*Задание*: Перепечатайте без изменений строки данных начиная с самой первой и заканчивая строкой, в которой есть «footnotes-bold-text: footnotes. —», включая обе крайние.

▶

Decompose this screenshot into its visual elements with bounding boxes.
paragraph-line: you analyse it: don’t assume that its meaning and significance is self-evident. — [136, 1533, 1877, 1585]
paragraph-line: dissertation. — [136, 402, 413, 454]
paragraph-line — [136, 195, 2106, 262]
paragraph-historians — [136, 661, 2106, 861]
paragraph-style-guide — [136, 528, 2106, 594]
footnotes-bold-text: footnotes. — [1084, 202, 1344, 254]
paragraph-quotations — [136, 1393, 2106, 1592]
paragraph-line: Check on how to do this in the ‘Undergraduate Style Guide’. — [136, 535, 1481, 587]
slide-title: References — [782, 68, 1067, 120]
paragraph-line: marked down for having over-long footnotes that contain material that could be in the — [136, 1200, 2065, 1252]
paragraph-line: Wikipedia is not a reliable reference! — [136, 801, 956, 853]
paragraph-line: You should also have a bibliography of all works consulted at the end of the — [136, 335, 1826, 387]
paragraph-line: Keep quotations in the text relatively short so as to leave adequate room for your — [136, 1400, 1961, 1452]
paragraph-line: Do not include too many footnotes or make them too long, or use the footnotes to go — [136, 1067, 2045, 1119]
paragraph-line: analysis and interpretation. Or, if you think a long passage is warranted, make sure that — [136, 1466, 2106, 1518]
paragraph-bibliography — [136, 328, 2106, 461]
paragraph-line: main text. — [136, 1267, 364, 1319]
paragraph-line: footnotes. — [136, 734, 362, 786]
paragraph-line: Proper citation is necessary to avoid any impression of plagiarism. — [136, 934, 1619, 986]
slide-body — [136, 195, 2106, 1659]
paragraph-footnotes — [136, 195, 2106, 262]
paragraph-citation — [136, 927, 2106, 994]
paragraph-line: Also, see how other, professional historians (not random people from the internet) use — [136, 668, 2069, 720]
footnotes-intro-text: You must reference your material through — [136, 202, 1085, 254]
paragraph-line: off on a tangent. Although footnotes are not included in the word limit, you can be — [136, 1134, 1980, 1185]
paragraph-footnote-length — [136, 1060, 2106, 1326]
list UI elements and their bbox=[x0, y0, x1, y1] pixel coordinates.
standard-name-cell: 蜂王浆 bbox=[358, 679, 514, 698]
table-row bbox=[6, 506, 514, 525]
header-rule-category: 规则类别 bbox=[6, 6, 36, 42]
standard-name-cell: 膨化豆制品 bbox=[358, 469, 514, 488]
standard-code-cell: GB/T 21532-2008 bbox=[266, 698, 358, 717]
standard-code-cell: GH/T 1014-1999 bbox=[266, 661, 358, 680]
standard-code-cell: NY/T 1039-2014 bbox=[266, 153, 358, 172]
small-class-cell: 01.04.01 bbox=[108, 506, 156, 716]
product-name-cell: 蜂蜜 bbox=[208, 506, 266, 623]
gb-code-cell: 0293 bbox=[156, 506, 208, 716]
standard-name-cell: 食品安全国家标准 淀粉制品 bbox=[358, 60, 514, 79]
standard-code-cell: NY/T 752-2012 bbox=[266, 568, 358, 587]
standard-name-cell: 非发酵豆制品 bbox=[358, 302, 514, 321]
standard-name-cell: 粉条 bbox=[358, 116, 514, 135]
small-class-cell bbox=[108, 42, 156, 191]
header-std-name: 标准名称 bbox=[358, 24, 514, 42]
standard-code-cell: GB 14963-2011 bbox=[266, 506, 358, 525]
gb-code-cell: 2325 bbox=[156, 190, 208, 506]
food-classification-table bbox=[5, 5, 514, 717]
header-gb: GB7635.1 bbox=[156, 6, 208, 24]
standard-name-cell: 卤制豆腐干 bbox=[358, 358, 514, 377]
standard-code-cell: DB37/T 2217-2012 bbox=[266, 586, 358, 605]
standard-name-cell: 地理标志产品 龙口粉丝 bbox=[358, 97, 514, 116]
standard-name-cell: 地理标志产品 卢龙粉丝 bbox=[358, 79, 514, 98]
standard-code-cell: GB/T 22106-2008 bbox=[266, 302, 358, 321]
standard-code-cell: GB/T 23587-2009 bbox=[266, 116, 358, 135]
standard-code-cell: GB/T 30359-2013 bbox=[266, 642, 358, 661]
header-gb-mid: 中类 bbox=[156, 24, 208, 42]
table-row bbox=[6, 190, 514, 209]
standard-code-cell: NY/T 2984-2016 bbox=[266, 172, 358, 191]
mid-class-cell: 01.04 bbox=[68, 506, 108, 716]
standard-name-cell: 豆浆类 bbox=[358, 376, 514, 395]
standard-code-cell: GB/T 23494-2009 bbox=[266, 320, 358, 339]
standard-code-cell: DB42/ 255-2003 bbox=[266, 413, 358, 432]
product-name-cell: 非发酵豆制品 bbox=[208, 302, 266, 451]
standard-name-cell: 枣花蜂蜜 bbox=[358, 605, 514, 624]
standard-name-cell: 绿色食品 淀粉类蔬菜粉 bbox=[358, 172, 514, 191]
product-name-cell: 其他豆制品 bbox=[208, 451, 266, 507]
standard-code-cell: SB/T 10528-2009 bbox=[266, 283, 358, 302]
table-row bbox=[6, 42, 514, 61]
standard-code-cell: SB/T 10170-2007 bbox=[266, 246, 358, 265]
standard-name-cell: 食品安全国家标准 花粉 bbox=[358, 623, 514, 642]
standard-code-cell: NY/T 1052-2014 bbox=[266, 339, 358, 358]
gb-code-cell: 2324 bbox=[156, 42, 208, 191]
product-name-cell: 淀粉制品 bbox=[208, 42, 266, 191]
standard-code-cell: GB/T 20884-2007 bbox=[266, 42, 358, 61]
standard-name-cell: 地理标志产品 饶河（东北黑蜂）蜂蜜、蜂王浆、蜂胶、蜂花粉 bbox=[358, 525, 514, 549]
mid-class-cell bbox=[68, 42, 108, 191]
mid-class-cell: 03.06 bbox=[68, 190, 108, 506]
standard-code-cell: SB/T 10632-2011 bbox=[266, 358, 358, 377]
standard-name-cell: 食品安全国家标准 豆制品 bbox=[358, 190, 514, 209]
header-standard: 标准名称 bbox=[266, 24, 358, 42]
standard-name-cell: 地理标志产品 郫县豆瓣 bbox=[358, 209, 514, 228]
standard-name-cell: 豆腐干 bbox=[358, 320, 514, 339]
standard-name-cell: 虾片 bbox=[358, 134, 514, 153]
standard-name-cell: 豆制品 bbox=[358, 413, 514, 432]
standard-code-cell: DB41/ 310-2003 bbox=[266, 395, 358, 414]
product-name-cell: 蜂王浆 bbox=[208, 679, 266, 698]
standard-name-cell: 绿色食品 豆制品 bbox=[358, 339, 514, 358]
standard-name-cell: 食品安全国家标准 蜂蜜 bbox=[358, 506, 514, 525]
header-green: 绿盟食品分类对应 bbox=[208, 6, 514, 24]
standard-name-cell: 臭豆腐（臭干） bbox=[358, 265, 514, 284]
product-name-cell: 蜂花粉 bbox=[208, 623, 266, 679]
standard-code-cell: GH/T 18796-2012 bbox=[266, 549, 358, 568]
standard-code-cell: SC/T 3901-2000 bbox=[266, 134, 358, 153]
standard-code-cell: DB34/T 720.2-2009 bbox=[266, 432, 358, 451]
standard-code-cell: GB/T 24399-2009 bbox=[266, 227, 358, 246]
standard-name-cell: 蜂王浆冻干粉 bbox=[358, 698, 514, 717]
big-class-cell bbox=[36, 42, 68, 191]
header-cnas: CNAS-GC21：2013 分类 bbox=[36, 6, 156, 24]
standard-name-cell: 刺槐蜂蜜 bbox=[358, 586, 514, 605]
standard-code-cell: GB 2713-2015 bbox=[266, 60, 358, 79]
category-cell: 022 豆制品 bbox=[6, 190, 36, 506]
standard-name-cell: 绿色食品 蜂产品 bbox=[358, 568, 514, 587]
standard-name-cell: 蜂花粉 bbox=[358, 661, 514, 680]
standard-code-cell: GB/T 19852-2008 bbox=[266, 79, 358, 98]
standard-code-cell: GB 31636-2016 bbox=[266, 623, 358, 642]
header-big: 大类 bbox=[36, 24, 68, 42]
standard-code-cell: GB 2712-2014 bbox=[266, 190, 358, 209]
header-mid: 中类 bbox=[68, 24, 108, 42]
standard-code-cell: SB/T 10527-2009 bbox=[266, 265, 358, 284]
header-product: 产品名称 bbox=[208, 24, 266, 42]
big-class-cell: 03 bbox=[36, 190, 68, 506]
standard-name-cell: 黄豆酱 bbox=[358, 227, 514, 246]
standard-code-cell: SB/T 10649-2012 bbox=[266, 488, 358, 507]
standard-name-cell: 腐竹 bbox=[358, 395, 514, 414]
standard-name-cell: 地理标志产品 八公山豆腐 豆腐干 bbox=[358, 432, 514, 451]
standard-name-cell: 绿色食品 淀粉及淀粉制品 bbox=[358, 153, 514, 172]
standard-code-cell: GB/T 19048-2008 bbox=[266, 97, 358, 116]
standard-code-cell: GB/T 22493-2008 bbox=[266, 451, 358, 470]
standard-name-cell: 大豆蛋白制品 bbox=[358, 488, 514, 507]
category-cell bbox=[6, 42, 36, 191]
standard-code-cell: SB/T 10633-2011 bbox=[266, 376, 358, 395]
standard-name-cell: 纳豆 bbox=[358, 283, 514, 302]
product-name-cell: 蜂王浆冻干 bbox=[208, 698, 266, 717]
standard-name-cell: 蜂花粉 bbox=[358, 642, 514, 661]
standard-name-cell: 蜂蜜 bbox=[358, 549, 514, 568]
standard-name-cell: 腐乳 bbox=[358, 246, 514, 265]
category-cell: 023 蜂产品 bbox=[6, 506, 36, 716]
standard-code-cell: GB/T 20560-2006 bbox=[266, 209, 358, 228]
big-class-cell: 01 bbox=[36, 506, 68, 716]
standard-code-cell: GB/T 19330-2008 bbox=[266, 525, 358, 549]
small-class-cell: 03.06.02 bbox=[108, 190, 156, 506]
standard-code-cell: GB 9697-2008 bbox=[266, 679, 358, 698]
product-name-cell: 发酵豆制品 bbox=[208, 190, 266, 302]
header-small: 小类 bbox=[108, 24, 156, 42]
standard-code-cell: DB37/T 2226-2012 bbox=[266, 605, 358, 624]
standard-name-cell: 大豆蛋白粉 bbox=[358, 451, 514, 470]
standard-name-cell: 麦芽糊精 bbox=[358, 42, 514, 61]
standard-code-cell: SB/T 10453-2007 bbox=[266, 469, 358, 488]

◀

*Ответ*:
Decompose this screenshot into its visual elements with bounding boxes.
paragraph-line: you analyse it: don’t assume that its meaning and significance is self-evident. — [136, 1533, 1877, 1585]
paragraph-line: dissertation. — [136, 402, 413, 454]
paragraph-line — [136, 195, 2106, 262]
paragraph-historians — [136, 661, 2106, 861]
paragraph-style-guide — [136, 528, 2106, 594]
footnotes-bold-text: footnotes. — [1084, 202, 1344, 254]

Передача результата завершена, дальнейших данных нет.